Collected data
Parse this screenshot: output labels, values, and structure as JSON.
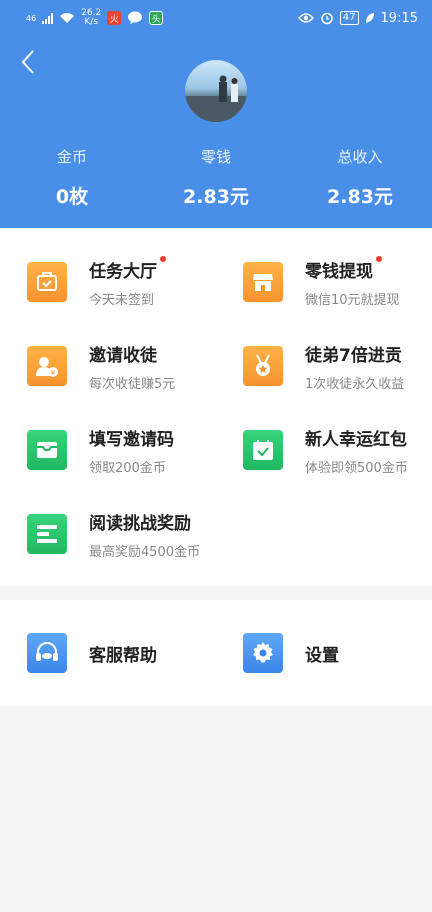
{
  "status_bar": {
    "signal": "46",
    "speed_value": "26.2",
    "speed_unit": "K/s",
    "battery": "47",
    "time": "19:15"
  },
  "header": {
    "stats": [
      {
        "label": "金币",
        "value": "0枚"
      },
      {
        "label": "零钱",
        "value": "2.83元"
      },
      {
        "label": "总收入",
        "value": "2.83元"
      }
    ]
  },
  "menu": {
    "items": [
      {
        "title": "任务大厅",
        "subtitle": "今天未签到",
        "icon": "task-icon",
        "dot": true
      },
      {
        "title": "零钱提现",
        "subtitle": "微信10元就提现",
        "icon": "store-icon",
        "dot": true
      },
      {
        "title": "邀请收徒",
        "subtitle": "每次收徒赚5元",
        "icon": "invite-user-icon",
        "dot": false
      },
      {
        "title": "徒弟7倍进贡",
        "subtitle": "1次收徒永久收益",
        "icon": "medal-icon",
        "dot": false
      },
      {
        "title": "填写邀请码",
        "subtitle": "领取200金币",
        "icon": "inbox-icon",
        "dot": false
      },
      {
        "title": "新人幸运红包",
        "subtitle": "体验即领500金币",
        "icon": "calendar-check-icon",
        "dot": false
      },
      {
        "title": "阅读挑战奖励",
        "subtitle": "最高奖励4500金币",
        "icon": "list-icon",
        "dot": false
      }
    ]
  },
  "menu2": {
    "items": [
      {
        "title": "客服帮助",
        "icon": "headset-icon"
      },
      {
        "title": "设置",
        "icon": "gear-icon"
      }
    ]
  },
  "colors": {
    "header_bg": "#4a8fe7",
    "orange": "#f7932f",
    "green": "#21b862",
    "blue": "#3b86ea",
    "red_dot": "#f03c2e"
  }
}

WHAT TO PRODUCE: Which lines contain the word "subtitle"? Return each of them.

FINISHED TASK:
        "subtitle": "今天未签到",
        "subtitle": "微信10元就提现",
        "subtitle": "每次收徒赚5元",
        "subtitle": "1次收徒永久收益",
        "subtitle": "领取200金币",
        "subtitle": "体验即领500金币",
        "subtitle": "最高奖励4500金币",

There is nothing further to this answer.